» **Aim**: Retype every entry exactly, character for character.

» **Figure collection entries**:
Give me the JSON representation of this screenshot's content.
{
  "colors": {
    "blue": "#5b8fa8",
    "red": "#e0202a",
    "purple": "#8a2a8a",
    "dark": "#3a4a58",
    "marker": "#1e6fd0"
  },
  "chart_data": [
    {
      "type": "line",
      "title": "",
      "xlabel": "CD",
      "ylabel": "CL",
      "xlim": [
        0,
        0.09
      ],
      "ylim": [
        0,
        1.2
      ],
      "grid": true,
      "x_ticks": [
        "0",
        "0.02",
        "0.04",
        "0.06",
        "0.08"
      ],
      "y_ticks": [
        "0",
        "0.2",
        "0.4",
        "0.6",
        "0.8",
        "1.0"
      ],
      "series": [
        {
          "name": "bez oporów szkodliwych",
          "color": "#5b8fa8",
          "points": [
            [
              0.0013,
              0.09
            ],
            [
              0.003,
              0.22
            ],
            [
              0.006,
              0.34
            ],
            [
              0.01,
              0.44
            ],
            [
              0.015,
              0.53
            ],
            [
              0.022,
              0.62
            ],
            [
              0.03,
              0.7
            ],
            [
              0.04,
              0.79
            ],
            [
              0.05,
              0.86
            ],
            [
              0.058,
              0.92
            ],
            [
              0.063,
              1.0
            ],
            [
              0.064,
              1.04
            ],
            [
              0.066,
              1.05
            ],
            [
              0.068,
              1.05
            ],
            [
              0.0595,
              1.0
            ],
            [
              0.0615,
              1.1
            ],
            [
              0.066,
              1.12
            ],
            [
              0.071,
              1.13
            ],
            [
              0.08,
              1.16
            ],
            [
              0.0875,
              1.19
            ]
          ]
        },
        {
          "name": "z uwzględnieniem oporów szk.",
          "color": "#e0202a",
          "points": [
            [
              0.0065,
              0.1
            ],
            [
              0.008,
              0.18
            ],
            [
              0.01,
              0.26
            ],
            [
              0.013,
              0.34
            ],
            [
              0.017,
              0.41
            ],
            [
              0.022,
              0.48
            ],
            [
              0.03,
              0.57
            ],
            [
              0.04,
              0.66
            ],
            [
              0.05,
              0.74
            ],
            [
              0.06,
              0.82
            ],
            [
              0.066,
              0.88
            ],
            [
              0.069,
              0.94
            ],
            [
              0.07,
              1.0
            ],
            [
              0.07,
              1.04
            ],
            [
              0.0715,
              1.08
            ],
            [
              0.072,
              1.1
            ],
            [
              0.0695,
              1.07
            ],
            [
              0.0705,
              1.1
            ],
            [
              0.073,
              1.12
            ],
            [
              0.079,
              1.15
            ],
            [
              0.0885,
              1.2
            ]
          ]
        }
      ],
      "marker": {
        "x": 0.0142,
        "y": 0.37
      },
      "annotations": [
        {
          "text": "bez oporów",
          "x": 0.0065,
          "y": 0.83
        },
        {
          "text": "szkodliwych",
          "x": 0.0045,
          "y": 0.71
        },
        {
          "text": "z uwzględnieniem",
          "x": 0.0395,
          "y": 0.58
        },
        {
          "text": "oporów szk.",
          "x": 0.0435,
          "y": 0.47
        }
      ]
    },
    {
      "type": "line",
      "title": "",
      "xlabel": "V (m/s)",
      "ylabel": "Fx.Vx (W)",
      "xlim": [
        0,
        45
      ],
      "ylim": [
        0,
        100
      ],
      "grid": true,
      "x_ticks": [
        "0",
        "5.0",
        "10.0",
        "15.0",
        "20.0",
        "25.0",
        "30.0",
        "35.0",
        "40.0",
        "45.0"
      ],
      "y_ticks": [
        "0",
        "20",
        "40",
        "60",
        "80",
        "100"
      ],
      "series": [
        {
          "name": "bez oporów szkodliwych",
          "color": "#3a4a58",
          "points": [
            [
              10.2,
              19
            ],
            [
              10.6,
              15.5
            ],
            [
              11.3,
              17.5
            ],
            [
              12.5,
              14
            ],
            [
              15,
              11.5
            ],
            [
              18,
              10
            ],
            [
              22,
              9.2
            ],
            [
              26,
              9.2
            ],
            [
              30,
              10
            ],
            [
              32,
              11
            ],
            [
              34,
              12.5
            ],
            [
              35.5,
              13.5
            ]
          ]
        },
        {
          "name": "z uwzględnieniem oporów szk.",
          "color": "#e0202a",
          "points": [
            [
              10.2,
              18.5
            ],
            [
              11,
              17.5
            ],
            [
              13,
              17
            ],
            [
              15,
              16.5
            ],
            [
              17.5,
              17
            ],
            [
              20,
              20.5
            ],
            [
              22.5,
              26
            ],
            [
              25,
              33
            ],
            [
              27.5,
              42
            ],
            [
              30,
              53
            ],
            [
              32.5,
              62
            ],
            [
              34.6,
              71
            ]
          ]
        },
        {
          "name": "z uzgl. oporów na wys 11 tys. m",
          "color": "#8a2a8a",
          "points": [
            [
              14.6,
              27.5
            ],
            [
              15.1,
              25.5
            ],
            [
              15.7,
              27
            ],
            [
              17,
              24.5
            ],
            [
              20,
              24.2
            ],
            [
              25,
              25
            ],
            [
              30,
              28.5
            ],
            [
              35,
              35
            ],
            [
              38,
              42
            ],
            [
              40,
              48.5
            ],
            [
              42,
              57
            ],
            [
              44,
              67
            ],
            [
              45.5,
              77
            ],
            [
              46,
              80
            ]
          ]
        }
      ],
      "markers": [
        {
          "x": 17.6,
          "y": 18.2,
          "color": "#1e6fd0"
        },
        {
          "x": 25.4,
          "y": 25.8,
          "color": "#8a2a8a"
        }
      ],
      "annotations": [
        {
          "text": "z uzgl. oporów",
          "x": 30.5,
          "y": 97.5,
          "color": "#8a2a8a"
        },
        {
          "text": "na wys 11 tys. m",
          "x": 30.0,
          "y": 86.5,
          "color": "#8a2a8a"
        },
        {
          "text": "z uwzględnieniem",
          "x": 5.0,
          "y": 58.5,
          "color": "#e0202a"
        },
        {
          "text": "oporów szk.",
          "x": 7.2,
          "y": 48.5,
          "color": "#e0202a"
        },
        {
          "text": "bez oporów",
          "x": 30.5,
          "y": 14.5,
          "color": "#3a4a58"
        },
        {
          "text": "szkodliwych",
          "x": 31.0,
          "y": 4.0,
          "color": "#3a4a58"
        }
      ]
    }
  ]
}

» **Solution to the problem**:
Give me the JSON representation of this screenshot's content.
{
  "colors": {
    "blue": "#5b8fa8",
    "red": "#e0202a",
    "purple": "#8a2a8a",
    "dark": "#3a4a58",
    "marker": "#1e6fd0"
  },
  "chart_data": [
    {
      "type": "line",
      "title": "",
      "xlabel": "CD",
      "ylabel": "CL",
      "xlim": [
        0,
        0.09
      ],
      "ylim": [
        0,
        1.2
      ],
      "grid": true,
      "x_ticks": [
        "0",
        "0.02",
        "0.04",
        "0.06",
        "0.08"
      ],
      "y_ticks": [
        "0",
        "0.2",
        "0.4",
        "0.6",
        "0.8",
        "1.0"
      ],
      "series": [
        {
          "name": "bez oporów szkodliwych",
          "color": "#5b8fa8",
          "points": [
            [
              0.0013,
              0.09
            ],
            [
              0.003,
              0.22
            ],
            [
              0.006,
              0.34
            ],
            [
              0.01,
              0.44
            ],
            [
              0.015,
              0.53
            ],
            [
              0.022,
              0.62
            ],
            [
              0.03,
              0.7
            ],
            [
              0.04,
              0.79
            ],
            [
              0.05,
              0.86
            ],
            [
              0.058,
              0.92
            ],
            [
              0.063,
              1.0
            ],
            [
              0.064,
              1.04
            ],
            [
              0.066,
              1.05
            ],
            [
              0.068,
              1.05
            ],
            [
              0.0595,
              1.0
            ],
            [
              0.0615,
              1.1
            ],
            [
              0.066,
              1.12
            ],
            [
              0.071,
              1.13
            ],
            [
              0.08,
              1.16
            ],
            [
              0.0875,
              1.19
            ]
          ]
        },
        {
          "name": "z uwzględnieniem oporów szk.",
          "color": "#e0202a",
          "points": [
            [
              0.0065,
              0.1
            ],
            [
              0.008,
              0.18
            ],
            [
              0.01,
              0.26
            ],
            [
              0.013,
              0.34
            ],
            [
              0.017,
              0.41
            ],
            [
              0.022,
              0.48
            ],
            [
              0.03,
              0.57
            ],
            [
              0.04,
              0.66
            ],
            [
              0.05,
              0.74
            ],
            [
              0.06,
              0.82
            ],
            [
              0.066,
              0.88
            ],
            [
              0.069,
              0.94
            ],
            [
              0.07,
              1.0
            ],
            [
              0.07,
              1.04
            ],
            [
              0.0715,
              1.08
            ],
            [
              0.072,
              1.1
            ],
            [
              0.0695,
              1.07
            ],
            [
              0.0705,
              1.1
            ],
            [
              0.073,
              1.12
            ],
            [
              0.079,
              1.15
            ],
            [
              0.0885,
              1.2
            ]
          ]
        }
      ],
      "marker": {
        "x": 0.0142,
        "y": 0.37
      },
      "annotations": [
        {
          "text": "bez oporów",
          "x": 0.0065,
          "y": 0.83
        },
        {
          "text": "szkodliwych",
          "x": 0.0045,
          "y": 0.71
        },
        {
          "text": "z uwzględnieniem",
          "x": 0.0395,
          "y": 0.58
        },
        {
          "text": "oporów szk.",
          "x": 0.0435,
          "y": 0.47
        }
      ]
    },
    {
      "type": "line",
      "title": "",
      "xlabel": "V (m/s)",
      "ylabel": "Fx.Vx (W)",
      "xlim": [
        0,
        45
      ],
      "ylim": [
        0,
        100
      ],
      "grid": true,
      "x_ticks": [
        "0",
        "5.0",
        "10.0",
        "15.0",
        "20.0",
        "25.0",
        "30.0",
        "35.0",
        "40.0",
        "45.0"
      ],
      "y_ticks": [
        "0",
        "20",
        "40",
        "60",
        "80",
        "100"
      ],
      "series": [
        {
          "name": "bez oporów szkodliwych",
          "color": "#3a4a58",
          "points": [
            [
              10.2,
              19
            ],
            [
              10.6,
              15.5
            ],
            [
              11.3,
              17.5
            ],
            [
              12.5,
              14
            ],
            [
              15,
              11.5
            ],
            [
              18,
              10
            ],
            [
              22,
              9.2
            ],
            [
              26,
              9.2
            ],
            [
              30,
              10
            ],
            [
              32,
              11
            ],
            [
              34,
              12.5
            ],
            [
              35.5,
              13.5
            ]
          ]
        },
        {
          "name": "z uwzględnieniem oporów szk.",
          "color": "#e0202a",
          "points": [
            [
              10.2,
              18.5
            ],
            [
              11,
              17.5
            ],
            [
              13,
              17
            ],
            [
              15,
              16.5
            ],
            [
              17.5,
              17
            ],
            [
              20,
              20.5
            ],
            [
              22.5,
              26
            ],
            [
              25,
              33
            ],
            [
              27.5,
              42
            ],
            [
              30,
              53
            ],
            [
              32.5,
              62
            ],
            [
              34.6,
              71
            ]
          ]
        },
        {
          "name": "z uzgl. oporów na wys 11 tys. m",
          "color": "#8a2a8a",
          "points": [
            [
              14.6,
              27.5
            ],
            [
              15.1,
              25.5
            ],
            [
              15.7,
              27
            ],
            [
              17,
              24.5
            ],
            [
              20,
              24.2
            ],
            [
              25,
              25
            ],
            [
              30,
              28.5
            ],
            [
              35,
              35
            ],
            [
              38,
              42
            ],
            [
              40,
              48.5
            ],
            [
              42,
              57
            ],
            [
              44,
              67
            ],
            [
              45.5,
              77
            ],
            [
              46,
              80
            ]
          ]
        }
      ],
      "markers": [
        {
          "x": 17.6,
          "y": 18.2,
          "color": "#1e6fd0"
        },
        {
          "x": 25.4,
          "y": 25.8,
          "color": "#8a2a8a"
        }
      ],
      "annotations": [
        {
          "text": "z uzgl. oporów",
          "x": 30.5,
          "y": 97.5,
          "color": "#8a2a8a"
        },
        {
          "text": "na wys 11 tys. m",
          "x": 30.0,
          "y": 86.5,
          "color": "#8a2a8a"
        },
        {
          "text": "z uwzględnieniem",
          "x": 5.0,
          "y": 58.5,
          "color": "#e0202a"
        },
        {
          "text": "oporów szk.",
          "x": 7.2,
          "y": 48.5,
          "color": "#e0202a"
        },
        {
          "text": "bez oporów",
          "x": 30.5,
          "y": 14.5,
          "color": "#3a4a58"
        },
        {
          "text": "szkodliwych",
          "x": 31.0,
          "y": 4.0,
          "color": "#3a4a58"
        }
      ]
    }
  ]
}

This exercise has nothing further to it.